**** RECORDS ****
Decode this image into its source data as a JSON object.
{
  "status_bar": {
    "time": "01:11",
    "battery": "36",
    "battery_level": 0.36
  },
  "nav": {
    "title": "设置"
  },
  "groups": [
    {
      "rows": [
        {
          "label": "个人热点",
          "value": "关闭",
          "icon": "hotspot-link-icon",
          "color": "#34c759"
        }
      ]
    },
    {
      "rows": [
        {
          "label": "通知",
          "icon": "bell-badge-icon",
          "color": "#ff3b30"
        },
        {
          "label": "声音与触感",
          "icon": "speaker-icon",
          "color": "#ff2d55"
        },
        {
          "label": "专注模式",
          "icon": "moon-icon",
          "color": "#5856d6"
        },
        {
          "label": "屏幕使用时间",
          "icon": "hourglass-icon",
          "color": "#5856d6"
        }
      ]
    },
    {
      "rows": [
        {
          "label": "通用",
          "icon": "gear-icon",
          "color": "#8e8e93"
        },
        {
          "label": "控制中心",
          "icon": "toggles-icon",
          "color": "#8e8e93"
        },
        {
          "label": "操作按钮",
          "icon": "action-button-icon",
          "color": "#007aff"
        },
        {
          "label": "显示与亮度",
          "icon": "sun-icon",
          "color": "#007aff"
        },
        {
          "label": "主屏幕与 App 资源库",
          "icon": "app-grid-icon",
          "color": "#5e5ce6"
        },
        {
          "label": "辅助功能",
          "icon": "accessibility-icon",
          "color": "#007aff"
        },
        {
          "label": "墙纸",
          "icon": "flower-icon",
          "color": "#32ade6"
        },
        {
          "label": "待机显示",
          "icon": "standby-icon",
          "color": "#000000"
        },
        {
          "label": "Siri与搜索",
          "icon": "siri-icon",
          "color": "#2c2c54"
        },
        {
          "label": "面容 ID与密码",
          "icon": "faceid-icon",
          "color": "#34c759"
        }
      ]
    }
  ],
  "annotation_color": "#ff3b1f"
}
****
Return each entry from the material above exactly as it appears.

**ANSWER IN FULL:**
Decode this image into its source data as a JSON object.
{
  "status_bar": {
    "time": "01:11",
    "battery": "36",
    "battery_level": 0.36
  },
  "nav": {
    "title": "设置"
  },
  "groups": [
    {
      "rows": [
        {
          "label": "个人热点",
          "value": "关闭",
          "icon": "hotspot-link-icon",
          "color": "#34c759"
        }
      ]
    },
    {
      "rows": [
        {
          "label": "通知",
          "icon": "bell-badge-icon",
          "color": "#ff3b30"
        },
        {
          "label": "声音与触感",
          "icon": "speaker-icon",
          "color": "#ff2d55"
        },
        {
          "label": "专注模式",
          "icon": "moon-icon",
          "color": "#5856d6"
        },
        {
          "label": "屏幕使用时间",
          "icon": "hourglass-icon",
          "color": "#5856d6"
        }
      ]
    },
    {
      "rows": [
        {
          "label": "通用",
          "icon": "gear-icon",
          "color": "#8e8e93"
        },
        {
          "label": "控制中心",
          "icon": "toggles-icon",
          "color": "#8e8e93"
        },
        {
          "label": "操作按钮",
          "icon": "action-button-icon",
          "color": "#007aff"
        },
        {
          "label": "显示与亮度",
          "icon": "sun-icon",
          "color": "#007aff"
        },
        {
          "label": "主屏幕与 App 资源库",
          "icon": "app-grid-icon",
          "color": "#5e5ce6"
        },
        {
          "label": "辅助功能",
          "icon": "accessibility-icon",
          "color": "#007aff"
        },
        {
          "label": "墙纸",
          "icon": "flower-icon",
          "color": "#32ade6"
        },
        {
          "label": "待机显示",
          "icon": "standby-icon",
          "color": "#000000"
        },
        {
          "label": "Siri与搜索",
          "icon": "siri-icon",
          "color": "#2c2c54"
        },
        {
          "label": "面容 ID与密码",
          "icon": "faceid-icon",
          "color": "#34c759"
        }
      ]
    }
  ],
  "annotation_color": "#ff3b1f"
}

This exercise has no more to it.